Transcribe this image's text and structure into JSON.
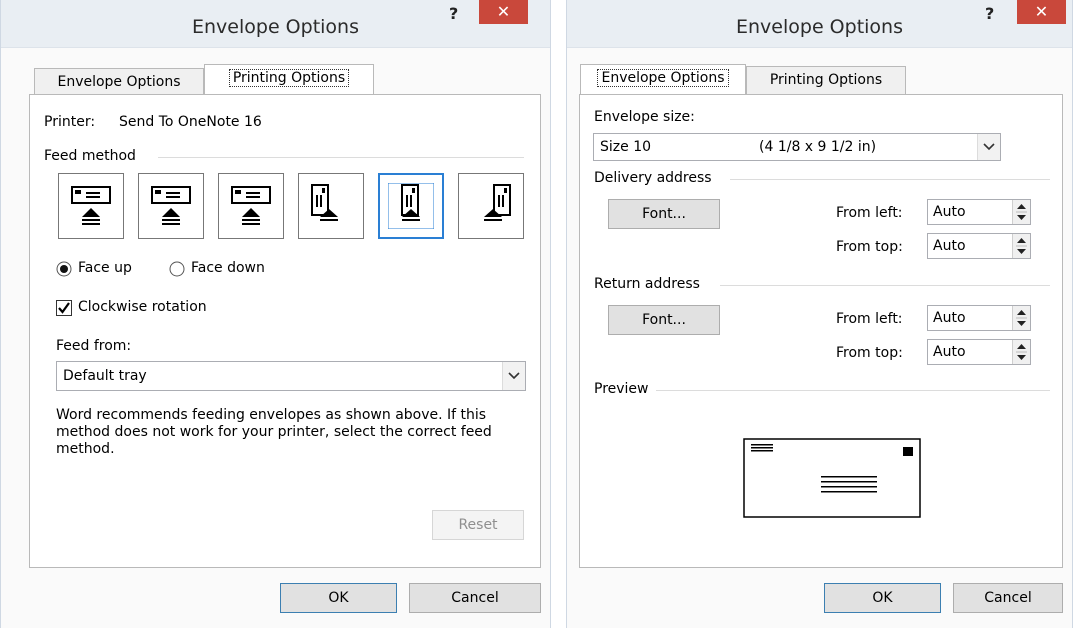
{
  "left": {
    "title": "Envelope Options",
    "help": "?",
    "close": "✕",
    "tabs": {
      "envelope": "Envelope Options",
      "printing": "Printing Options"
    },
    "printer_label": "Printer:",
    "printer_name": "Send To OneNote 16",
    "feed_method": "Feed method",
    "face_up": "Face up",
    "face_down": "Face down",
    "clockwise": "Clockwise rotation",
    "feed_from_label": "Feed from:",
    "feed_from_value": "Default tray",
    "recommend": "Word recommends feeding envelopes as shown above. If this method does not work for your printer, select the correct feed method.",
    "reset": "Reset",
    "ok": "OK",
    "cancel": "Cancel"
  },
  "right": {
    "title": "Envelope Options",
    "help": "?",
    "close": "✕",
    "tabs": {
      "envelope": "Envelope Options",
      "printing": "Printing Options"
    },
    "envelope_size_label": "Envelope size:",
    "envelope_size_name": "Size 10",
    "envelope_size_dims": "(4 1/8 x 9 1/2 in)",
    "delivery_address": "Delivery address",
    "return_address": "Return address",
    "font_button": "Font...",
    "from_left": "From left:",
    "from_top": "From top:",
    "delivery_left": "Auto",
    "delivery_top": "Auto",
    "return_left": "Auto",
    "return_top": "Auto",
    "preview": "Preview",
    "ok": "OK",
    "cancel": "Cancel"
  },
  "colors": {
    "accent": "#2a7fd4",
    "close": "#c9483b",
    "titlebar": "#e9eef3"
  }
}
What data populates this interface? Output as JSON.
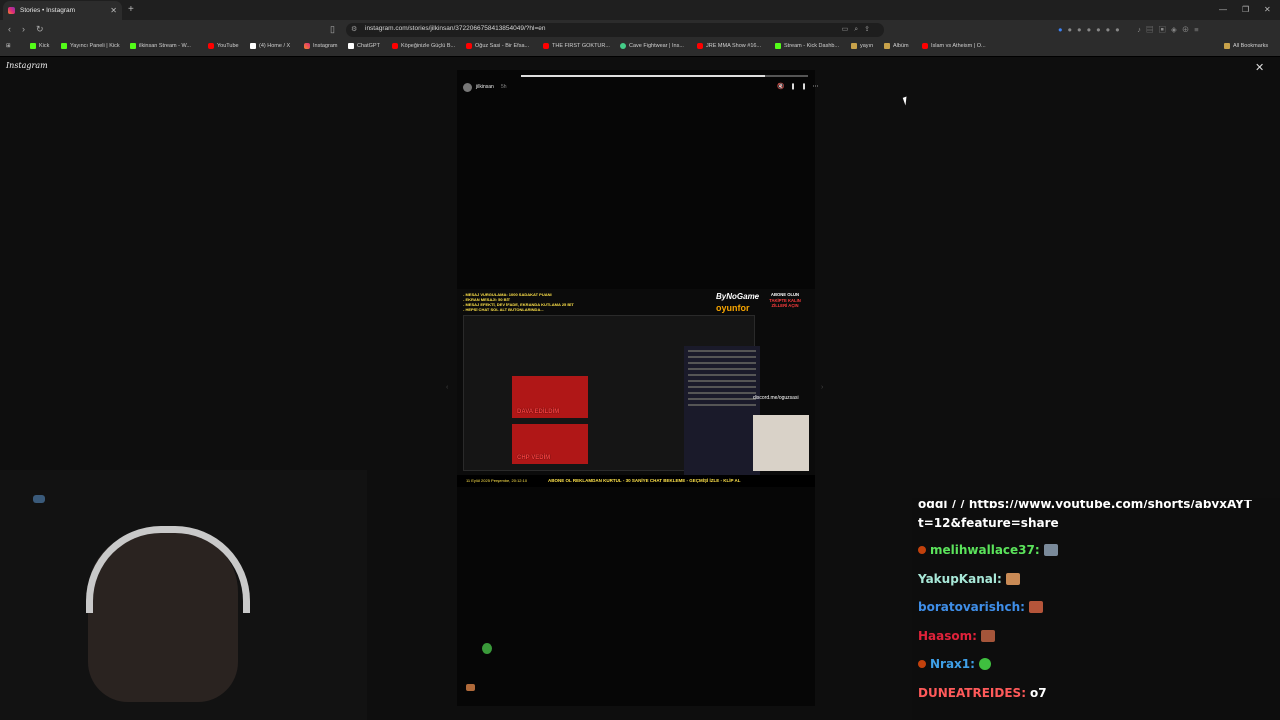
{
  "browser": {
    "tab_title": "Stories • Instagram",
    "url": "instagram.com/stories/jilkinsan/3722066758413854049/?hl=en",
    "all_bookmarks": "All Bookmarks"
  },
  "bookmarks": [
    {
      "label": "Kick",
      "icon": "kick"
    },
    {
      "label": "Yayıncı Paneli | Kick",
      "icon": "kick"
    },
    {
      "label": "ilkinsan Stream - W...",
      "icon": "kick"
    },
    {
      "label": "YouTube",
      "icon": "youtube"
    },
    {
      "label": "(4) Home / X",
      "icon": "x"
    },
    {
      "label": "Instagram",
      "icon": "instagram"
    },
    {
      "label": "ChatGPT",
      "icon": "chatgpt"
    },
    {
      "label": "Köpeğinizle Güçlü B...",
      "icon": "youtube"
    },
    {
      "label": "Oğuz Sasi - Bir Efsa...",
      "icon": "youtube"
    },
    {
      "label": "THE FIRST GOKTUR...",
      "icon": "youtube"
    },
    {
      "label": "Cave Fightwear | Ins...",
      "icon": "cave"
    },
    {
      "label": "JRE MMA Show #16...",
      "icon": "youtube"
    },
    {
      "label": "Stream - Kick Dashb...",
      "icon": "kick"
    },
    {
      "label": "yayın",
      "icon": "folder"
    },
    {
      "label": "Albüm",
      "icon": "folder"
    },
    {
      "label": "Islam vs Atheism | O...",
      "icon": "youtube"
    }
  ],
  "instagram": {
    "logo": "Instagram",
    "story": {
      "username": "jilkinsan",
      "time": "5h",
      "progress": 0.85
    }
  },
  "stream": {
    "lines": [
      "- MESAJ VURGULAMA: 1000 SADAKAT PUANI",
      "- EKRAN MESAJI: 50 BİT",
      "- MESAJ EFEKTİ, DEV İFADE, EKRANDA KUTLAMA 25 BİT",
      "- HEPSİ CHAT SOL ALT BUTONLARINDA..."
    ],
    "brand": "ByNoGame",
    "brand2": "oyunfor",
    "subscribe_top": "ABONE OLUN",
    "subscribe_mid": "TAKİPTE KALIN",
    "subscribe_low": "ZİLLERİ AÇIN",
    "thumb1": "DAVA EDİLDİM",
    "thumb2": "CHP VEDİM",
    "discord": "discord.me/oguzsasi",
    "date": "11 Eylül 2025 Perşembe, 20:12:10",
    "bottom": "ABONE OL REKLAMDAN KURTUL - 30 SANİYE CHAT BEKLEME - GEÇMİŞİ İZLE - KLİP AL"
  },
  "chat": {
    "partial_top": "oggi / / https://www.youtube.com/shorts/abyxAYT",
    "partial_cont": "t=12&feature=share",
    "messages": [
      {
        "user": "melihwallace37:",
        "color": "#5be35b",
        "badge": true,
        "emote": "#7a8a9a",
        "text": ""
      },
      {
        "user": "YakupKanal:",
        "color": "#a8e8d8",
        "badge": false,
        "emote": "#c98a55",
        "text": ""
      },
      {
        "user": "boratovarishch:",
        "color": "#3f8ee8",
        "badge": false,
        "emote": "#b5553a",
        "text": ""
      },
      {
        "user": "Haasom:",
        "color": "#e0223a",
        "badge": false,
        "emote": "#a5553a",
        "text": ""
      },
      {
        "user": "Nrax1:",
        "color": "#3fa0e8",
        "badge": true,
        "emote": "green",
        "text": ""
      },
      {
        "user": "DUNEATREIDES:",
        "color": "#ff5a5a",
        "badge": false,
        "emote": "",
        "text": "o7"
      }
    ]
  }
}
# # # # # # #
WHAT IS NEEDED:
Say how many lines in the records hold "JSON", with the number as the whole reply.

RESULT OF THIS TASK:
2